-- Stated exercise --
Examine the material below and count the lines that hold the word "name". Report only the number.

-- Dataset --
# # # #

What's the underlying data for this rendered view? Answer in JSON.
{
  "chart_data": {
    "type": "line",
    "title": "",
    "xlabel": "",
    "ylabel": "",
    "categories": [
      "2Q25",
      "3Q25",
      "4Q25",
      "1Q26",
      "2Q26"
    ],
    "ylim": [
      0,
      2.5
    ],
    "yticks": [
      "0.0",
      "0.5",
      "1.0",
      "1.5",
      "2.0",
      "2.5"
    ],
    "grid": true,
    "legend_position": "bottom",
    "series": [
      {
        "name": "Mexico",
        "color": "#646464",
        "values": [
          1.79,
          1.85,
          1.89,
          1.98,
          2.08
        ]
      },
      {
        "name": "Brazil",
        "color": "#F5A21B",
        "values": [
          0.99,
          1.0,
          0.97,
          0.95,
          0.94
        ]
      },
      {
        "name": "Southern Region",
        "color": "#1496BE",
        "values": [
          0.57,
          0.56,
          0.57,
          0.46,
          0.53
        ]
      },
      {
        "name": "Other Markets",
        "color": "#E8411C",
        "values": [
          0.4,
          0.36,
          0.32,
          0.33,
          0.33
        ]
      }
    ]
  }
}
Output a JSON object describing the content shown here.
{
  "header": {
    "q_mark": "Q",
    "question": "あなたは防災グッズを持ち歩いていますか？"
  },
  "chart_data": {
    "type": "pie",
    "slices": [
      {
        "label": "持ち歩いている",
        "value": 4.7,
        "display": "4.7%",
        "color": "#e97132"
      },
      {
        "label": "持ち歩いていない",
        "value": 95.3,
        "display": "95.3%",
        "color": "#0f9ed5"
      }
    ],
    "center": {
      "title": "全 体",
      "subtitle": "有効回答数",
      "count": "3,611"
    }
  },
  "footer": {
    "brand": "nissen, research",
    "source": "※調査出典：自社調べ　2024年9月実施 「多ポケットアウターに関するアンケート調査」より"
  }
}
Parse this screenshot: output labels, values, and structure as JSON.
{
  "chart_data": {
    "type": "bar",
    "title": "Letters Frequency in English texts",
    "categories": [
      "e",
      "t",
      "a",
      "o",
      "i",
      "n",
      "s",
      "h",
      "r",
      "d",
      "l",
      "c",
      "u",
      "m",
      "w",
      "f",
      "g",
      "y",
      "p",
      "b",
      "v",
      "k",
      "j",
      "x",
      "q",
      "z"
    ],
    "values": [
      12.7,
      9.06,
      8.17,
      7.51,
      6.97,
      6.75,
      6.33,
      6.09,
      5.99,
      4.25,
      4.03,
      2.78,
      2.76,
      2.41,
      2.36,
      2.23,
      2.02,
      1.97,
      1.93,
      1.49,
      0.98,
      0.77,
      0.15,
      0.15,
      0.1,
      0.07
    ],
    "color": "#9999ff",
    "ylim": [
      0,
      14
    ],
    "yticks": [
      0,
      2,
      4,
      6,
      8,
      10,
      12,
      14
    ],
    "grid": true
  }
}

# # # #

-- Correct result --
4